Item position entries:
_____

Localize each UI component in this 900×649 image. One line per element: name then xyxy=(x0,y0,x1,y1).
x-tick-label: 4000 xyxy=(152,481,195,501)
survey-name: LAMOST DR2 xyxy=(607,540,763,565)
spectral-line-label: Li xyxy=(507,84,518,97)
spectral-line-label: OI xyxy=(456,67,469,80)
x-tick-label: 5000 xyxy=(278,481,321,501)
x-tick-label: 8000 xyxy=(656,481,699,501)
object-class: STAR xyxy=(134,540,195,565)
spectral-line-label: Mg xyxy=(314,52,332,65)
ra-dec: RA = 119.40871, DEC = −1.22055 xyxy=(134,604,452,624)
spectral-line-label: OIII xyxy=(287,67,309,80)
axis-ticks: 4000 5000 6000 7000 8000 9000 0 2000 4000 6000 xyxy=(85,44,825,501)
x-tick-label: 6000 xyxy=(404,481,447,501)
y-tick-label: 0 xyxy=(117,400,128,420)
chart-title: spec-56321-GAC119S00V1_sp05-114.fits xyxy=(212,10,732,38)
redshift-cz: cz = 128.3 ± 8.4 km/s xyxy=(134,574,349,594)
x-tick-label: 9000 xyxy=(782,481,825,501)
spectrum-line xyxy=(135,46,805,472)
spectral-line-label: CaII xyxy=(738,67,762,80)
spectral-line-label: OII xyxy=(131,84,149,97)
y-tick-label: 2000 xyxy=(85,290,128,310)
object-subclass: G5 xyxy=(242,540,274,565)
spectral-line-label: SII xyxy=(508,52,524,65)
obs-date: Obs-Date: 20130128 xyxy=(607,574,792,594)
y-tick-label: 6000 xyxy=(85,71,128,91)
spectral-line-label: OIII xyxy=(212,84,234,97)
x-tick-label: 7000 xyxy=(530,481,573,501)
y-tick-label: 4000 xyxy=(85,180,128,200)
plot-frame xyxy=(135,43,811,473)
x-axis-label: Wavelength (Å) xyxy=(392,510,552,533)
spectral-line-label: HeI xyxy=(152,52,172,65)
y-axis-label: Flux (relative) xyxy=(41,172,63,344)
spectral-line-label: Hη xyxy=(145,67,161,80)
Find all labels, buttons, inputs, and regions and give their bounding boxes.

_____

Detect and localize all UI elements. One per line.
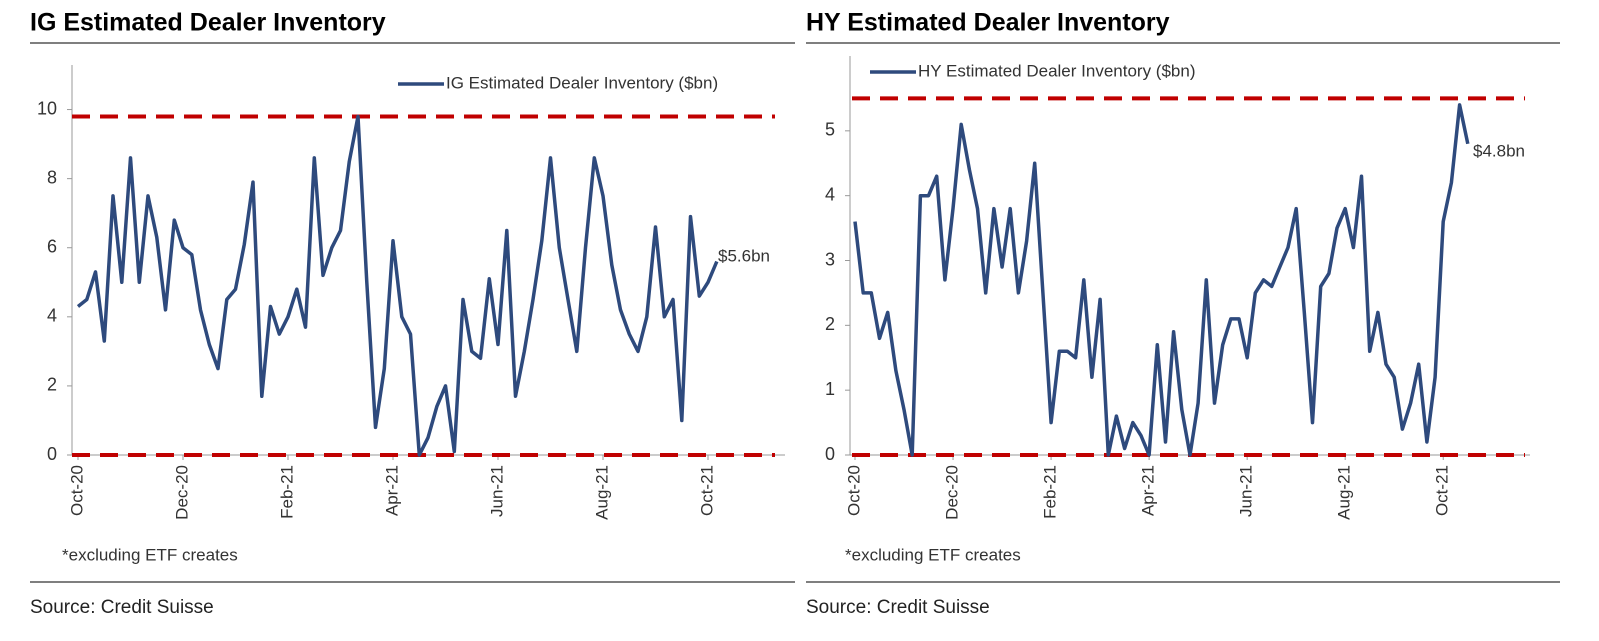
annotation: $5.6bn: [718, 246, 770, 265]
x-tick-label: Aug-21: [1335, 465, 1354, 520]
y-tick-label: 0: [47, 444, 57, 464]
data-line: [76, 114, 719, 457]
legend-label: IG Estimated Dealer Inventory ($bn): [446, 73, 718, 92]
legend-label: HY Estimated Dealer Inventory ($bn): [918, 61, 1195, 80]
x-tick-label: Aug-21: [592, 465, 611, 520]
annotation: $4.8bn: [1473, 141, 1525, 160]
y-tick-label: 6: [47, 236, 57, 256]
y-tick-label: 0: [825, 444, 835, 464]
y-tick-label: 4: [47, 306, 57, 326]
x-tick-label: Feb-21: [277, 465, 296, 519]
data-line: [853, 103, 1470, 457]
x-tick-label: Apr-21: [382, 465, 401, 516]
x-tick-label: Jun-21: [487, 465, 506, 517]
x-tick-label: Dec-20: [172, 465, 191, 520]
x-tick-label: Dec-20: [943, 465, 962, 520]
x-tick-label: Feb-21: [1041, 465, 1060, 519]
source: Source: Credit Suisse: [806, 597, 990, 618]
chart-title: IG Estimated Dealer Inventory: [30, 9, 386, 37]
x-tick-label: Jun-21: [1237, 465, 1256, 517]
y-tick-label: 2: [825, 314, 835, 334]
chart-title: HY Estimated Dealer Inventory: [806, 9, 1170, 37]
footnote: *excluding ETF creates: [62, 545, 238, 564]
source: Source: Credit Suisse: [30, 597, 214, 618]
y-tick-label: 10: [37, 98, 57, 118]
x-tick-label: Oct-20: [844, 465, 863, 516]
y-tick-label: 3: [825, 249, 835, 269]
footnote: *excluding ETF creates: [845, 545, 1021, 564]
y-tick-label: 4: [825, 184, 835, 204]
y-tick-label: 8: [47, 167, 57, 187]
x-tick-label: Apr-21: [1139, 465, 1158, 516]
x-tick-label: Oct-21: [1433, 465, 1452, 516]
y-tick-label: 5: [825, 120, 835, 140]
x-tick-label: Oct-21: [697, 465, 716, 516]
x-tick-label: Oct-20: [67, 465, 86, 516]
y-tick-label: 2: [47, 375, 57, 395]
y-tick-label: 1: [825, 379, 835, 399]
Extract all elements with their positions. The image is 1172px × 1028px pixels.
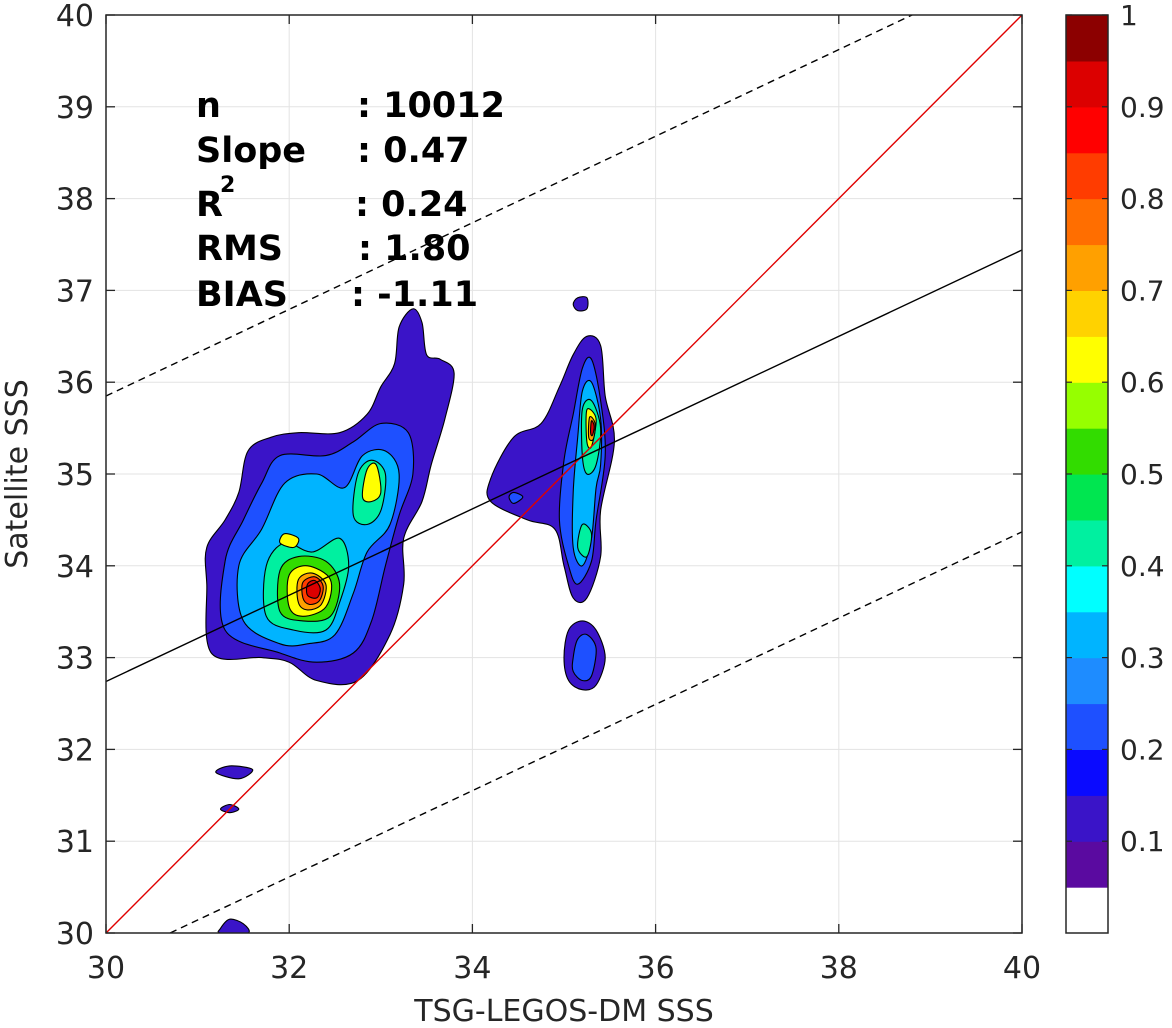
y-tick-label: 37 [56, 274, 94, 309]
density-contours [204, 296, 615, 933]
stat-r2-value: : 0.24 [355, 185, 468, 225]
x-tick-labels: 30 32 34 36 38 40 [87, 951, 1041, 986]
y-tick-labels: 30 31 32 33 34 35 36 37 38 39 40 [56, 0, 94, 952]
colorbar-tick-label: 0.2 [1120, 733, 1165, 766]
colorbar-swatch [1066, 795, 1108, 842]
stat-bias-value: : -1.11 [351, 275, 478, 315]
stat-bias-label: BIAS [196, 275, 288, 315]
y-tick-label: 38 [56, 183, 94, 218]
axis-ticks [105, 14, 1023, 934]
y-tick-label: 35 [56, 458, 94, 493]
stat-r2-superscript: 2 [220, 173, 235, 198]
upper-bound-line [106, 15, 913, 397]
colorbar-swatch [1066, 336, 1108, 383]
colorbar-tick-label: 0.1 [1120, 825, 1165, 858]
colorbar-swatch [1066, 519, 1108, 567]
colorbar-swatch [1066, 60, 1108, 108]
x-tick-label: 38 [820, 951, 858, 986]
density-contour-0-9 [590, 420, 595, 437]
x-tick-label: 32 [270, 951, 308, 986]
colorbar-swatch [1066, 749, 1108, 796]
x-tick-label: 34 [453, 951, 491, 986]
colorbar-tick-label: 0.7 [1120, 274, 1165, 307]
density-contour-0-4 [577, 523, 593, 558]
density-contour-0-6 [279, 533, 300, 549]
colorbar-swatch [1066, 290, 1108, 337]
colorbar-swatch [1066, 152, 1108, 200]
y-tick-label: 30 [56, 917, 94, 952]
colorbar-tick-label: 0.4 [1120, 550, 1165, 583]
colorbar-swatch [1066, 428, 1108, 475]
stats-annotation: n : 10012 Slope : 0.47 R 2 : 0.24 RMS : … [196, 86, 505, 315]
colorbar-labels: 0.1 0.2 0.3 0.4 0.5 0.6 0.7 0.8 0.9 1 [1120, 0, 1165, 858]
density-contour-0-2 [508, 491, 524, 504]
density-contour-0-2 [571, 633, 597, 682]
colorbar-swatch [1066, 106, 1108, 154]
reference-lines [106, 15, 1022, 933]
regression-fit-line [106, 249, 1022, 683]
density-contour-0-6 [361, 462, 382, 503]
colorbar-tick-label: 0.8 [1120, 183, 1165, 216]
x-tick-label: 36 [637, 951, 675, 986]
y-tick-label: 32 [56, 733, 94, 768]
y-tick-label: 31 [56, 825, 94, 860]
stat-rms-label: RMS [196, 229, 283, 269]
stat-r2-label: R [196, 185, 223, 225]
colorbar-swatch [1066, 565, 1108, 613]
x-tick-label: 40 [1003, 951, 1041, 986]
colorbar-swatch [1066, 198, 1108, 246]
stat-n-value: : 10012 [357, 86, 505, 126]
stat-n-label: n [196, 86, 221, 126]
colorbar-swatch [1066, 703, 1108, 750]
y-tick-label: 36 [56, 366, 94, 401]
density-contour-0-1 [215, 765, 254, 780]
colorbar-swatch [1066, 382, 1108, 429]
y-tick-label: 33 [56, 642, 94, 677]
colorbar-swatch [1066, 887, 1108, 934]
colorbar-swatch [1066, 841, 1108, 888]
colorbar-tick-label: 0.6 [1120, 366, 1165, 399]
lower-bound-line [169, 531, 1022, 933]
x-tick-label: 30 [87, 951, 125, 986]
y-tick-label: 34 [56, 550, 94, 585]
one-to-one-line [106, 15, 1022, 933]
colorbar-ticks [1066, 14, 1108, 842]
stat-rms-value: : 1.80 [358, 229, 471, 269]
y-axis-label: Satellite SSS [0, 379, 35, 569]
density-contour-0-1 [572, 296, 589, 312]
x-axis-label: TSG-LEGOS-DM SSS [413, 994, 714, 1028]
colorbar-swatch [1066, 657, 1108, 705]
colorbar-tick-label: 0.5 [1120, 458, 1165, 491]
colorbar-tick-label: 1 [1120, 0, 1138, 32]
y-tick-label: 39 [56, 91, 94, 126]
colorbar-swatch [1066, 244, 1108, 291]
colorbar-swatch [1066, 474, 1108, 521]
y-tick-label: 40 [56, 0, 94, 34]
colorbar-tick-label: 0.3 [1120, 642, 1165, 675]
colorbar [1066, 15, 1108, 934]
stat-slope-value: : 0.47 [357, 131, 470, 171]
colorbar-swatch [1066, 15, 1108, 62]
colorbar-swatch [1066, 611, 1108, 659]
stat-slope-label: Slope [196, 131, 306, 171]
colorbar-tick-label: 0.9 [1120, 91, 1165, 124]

_____

* Work to be completed *
Find every line in the records above that contains the string "annotation" and copy each one out in full.

* Output for this task *
annotation: $5.6bn: [718, 246, 770, 265]
annotation: $4.8bn: [1473, 141, 1525, 160]
stats-annotation: n : 10012 Slope : 0.47 R 2 : 0.24 RMS : … [196, 86, 505, 315]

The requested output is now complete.